Start of Extracted records
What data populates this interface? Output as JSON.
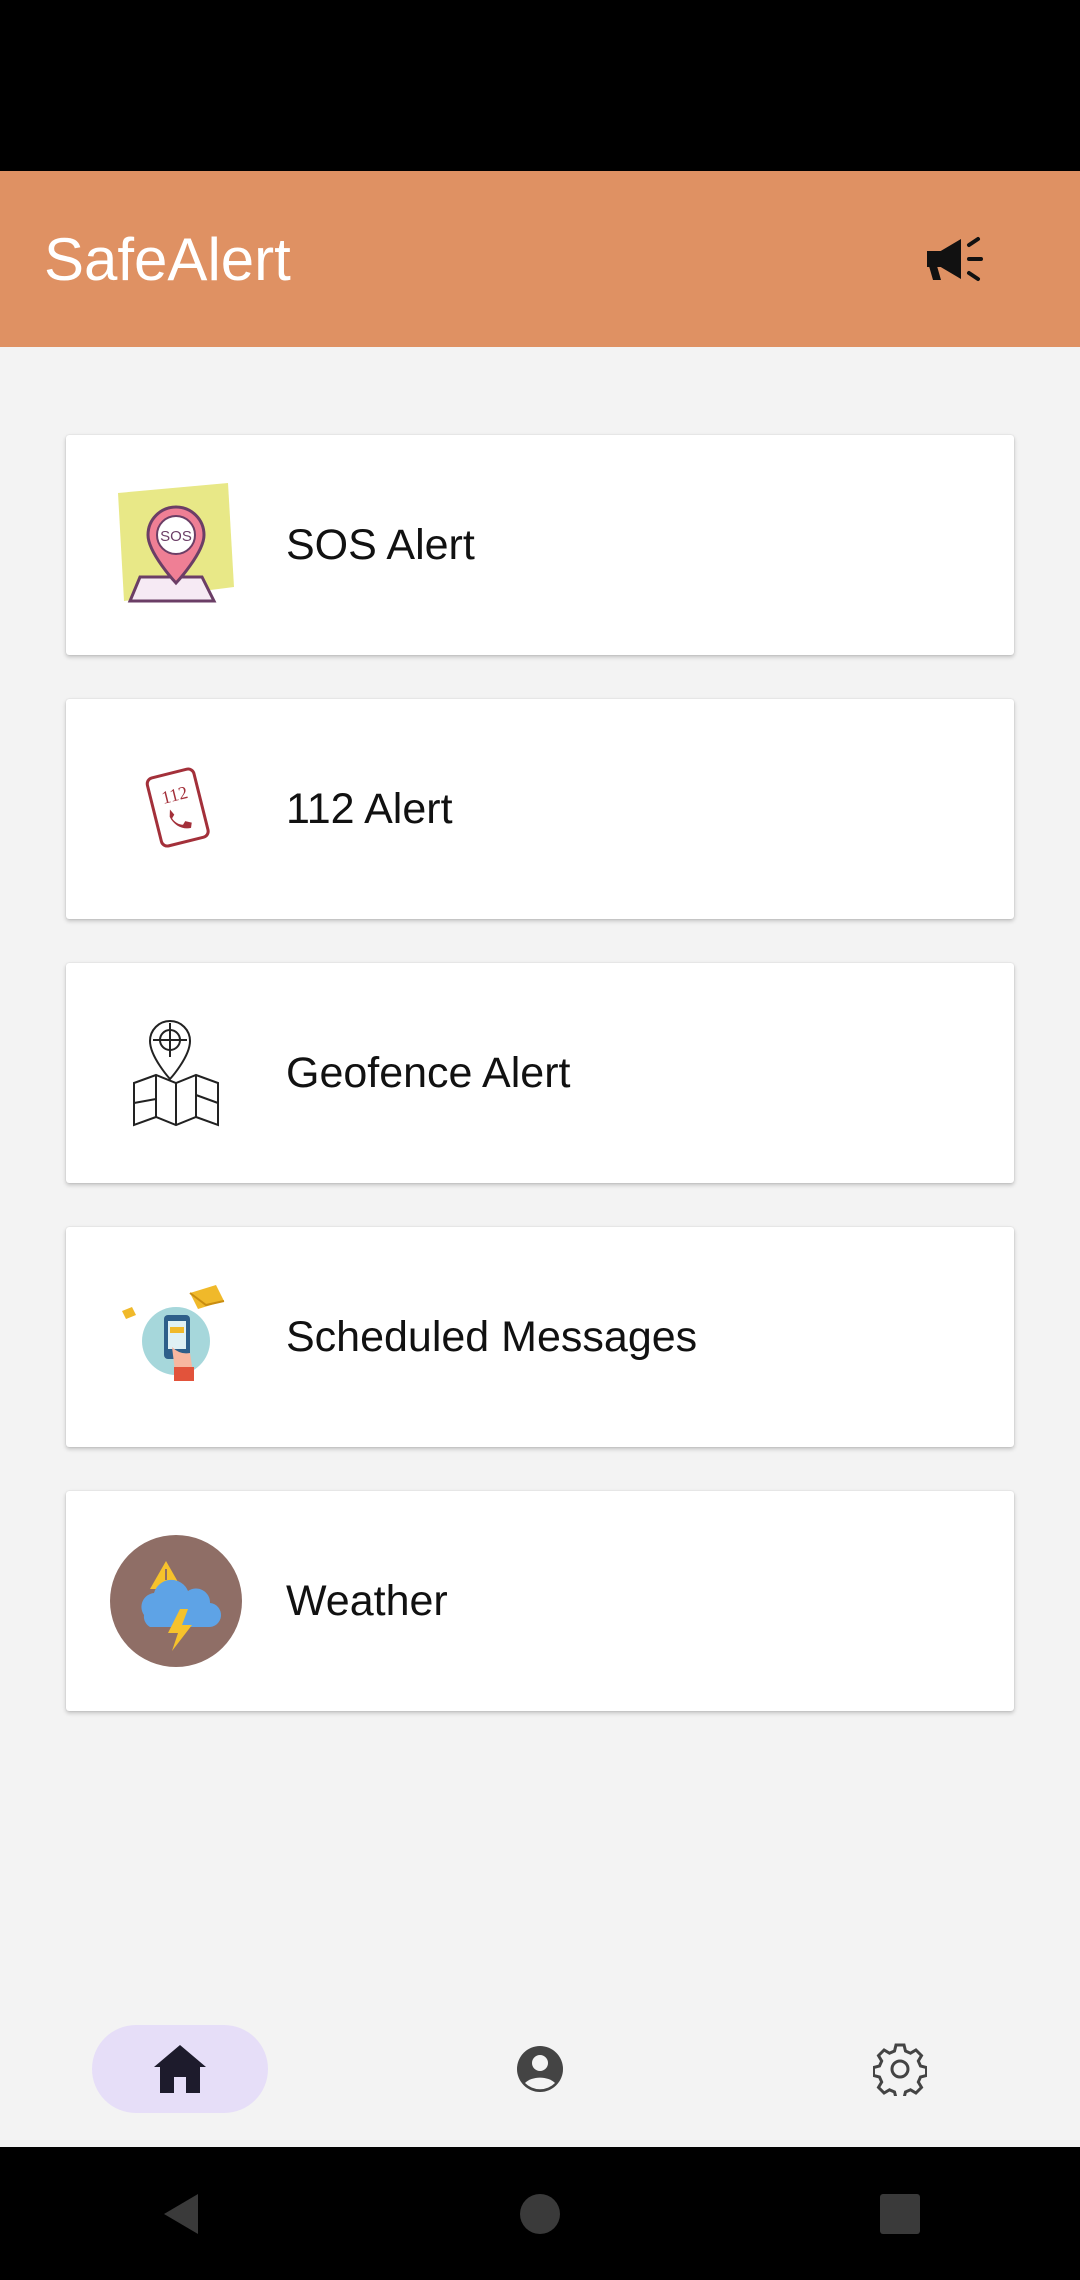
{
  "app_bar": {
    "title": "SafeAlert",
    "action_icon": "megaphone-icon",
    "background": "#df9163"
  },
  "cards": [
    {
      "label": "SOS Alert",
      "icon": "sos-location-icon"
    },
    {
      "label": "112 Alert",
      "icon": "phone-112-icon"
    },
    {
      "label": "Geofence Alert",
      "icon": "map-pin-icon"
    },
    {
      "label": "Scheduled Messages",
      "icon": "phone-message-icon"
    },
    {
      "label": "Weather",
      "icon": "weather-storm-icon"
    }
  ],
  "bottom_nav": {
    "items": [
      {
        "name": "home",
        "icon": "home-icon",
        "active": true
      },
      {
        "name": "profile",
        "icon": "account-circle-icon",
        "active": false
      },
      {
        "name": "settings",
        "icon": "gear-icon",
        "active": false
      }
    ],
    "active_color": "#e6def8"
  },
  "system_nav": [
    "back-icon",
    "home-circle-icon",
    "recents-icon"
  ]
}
End of Extracted records
→ **What you will do**: Each record must be quoted in full and exactly. Do not include the pictures.

→ **Exercise output**:
What data populates this interface? Output as JSON.
{
  "app_bar": {
    "title": "SafeAlert",
    "action_icon": "megaphone-icon",
    "background": "#df9163"
  },
  "cards": [
    {
      "label": "SOS Alert",
      "icon": "sos-location-icon"
    },
    {
      "label": "112 Alert",
      "icon": "phone-112-icon"
    },
    {
      "label": "Geofence Alert",
      "icon": "map-pin-icon"
    },
    {
      "label": "Scheduled Messages",
      "icon": "phone-message-icon"
    },
    {
      "label": "Weather",
      "icon": "weather-storm-icon"
    }
  ],
  "bottom_nav": {
    "items": [
      {
        "name": "home",
        "icon": "home-icon",
        "active": true
      },
      {
        "name": "profile",
        "icon": "account-circle-icon",
        "active": false
      },
      {
        "name": "settings",
        "icon": "gear-icon",
        "active": false
      }
    ],
    "active_color": "#e6def8"
  },
  "system_nav": [
    "back-icon",
    "home-circle-icon",
    "recents-icon"
  ]
}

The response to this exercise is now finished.